-- begin PROVIDED INFORMATION --

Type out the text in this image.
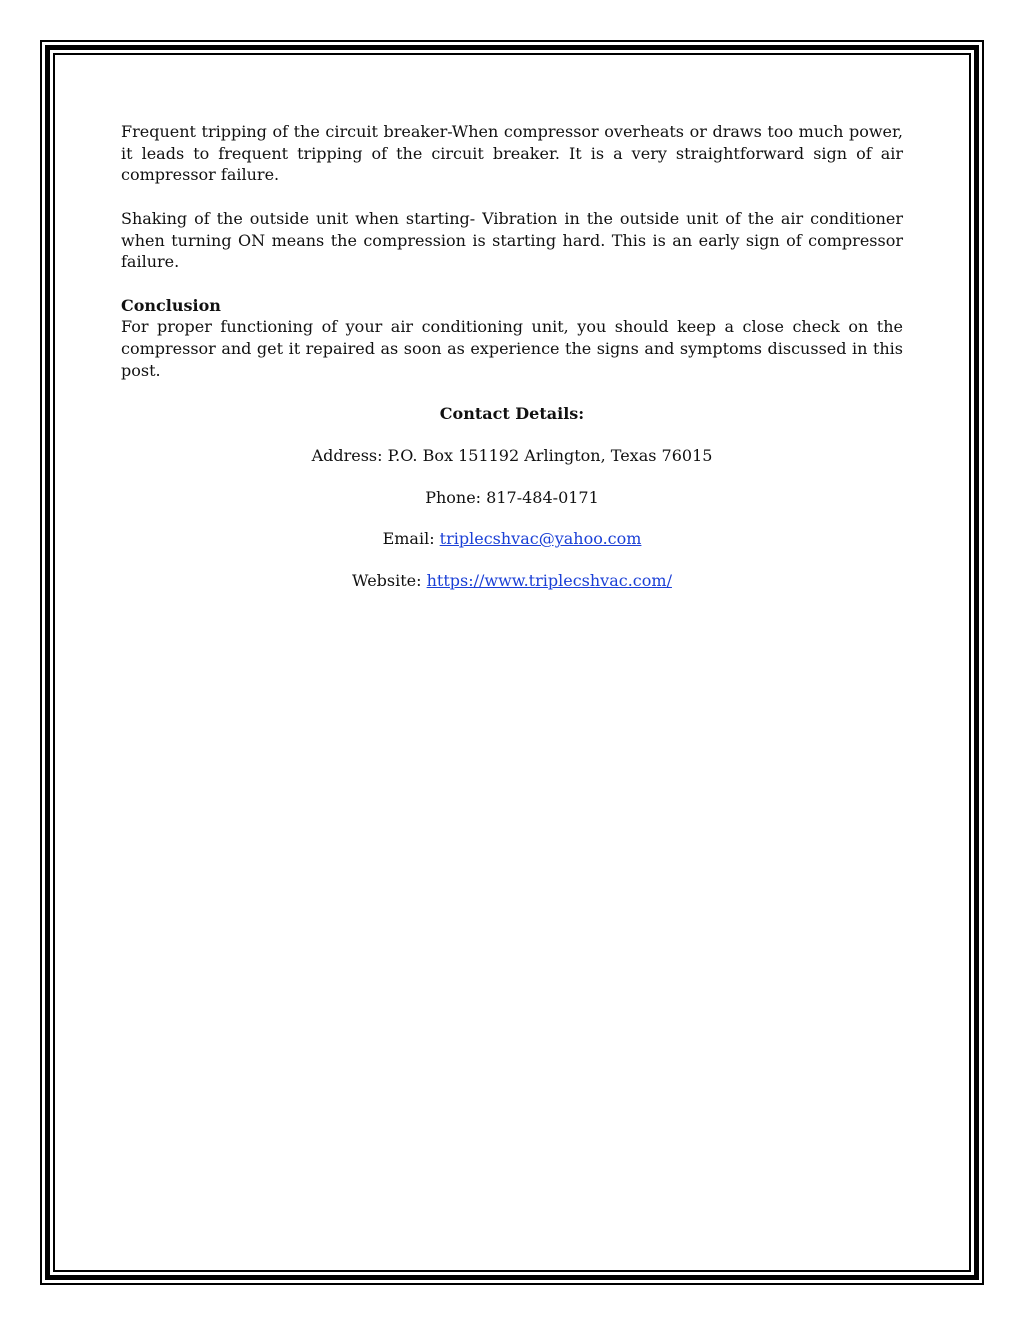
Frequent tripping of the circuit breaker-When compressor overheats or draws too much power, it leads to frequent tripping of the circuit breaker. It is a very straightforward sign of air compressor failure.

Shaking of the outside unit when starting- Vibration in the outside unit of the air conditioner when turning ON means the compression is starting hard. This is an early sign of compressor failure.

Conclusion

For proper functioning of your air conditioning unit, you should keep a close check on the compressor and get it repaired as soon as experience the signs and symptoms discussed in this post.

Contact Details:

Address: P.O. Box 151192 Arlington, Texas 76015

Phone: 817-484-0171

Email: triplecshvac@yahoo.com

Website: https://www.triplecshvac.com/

-- end PROVIDED INFORMATION --

Extract all the data above exactly, excluding every picture.

Type out the text in this image.
Frequent tripping of the circuit breaker-When compressor overheats or draws too much power, it leads to frequent tripping of the circuit breaker. It is a very straightforward sign of air compressor failure.

Shaking of the outside unit when starting- Vibration in the outside unit of the air conditioner when turning ON means the compression is starting hard. This is an early sign of compressor failure.

Conclusion

For proper functioning of your air conditioning unit, you should keep a close check on the compressor and get it repaired as soon as experience the signs and symptoms discussed in this post.

Contact Details:

Address: P.O. Box 151192 Arlington, Texas 76015

Phone: 817-484-0171

Email: triplecshvac@yahoo.com

Website: https://www.triplecshvac.com/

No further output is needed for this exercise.